● Task objective
Everything from the line containing "Read out every word on this page." through the last line of the records must be returned verbatim, and nothing outside that range.

━━ Data for this exercise

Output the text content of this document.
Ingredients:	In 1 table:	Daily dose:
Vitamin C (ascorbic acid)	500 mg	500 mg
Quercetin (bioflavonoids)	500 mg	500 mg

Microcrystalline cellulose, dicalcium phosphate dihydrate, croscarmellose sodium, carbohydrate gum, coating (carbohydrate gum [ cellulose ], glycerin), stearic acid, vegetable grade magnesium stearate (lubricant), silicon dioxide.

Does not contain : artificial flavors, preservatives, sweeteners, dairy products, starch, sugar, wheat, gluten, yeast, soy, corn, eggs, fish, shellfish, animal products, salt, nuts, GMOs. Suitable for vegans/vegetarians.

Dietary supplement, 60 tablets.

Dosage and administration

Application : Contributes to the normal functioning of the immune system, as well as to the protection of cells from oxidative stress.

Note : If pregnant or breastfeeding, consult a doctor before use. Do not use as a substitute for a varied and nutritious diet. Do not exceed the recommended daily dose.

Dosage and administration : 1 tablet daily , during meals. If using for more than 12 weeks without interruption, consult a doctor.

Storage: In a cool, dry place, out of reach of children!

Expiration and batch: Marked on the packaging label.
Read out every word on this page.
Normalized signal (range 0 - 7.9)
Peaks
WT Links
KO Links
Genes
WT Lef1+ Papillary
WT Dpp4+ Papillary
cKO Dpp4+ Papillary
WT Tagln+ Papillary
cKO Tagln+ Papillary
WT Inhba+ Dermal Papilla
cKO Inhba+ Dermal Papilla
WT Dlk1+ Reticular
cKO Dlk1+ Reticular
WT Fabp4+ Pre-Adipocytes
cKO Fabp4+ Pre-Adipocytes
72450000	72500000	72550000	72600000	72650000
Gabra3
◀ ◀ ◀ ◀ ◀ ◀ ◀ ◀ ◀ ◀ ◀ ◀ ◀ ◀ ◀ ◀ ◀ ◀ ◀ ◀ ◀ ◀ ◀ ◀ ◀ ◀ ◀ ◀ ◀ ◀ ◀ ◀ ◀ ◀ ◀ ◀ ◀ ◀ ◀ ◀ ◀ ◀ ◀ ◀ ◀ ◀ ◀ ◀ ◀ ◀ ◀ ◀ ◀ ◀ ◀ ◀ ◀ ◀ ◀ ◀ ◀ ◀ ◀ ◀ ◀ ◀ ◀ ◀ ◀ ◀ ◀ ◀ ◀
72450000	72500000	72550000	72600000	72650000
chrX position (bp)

━━━━

● Finished exercise
Read out every word on this page.
Normalized signal (range 0 - 7.9)
Peaks
WT Links
KO Links
Genes
WT Lef1+ Papillary
WT Dpp4+ Papillary
cKO Dpp4+ Papillary
WT Tagln+ Papillary
cKO Tagln+ Papillary
WT Inhba+ Dermal Papilla
cKO Inhba+ Dermal Papilla
WT Dlk1+ Reticular
cKO Dlk1+ Reticular
WT Fabp4+ Pre-Adipocytes
cKO Fabp4+ Pre-Adipocytes
72450000	72500000	72550000	72600000	72650000
Gabra3
◀ ◀ ◀ ◀ ◀ ◀ ◀ ◀ ◀ ◀ ◀ ◀ ◀ ◀ ◀ ◀ ◀ ◀ ◀ ◀ ◀ ◀ ◀ ◀ ◀ ◀ ◀ ◀ ◀ ◀ ◀ ◀ ◀ ◀ ◀ ◀ ◀ ◀ ◀ ◀ ◀ ◀ ◀ ◀ ◀ ◀ ◀ ◀ ◀ ◀ ◀ ◀ ◀ ◀ ◀ ◀ ◀ ◀ ◀ ◀ ◀ ◀ ◀ ◀ ◀ ◀ ◀ ◀ ◀ ◀ ◀ ◀ ◀
72450000	72500000	72550000	72600000	72650000
chrX position (bp)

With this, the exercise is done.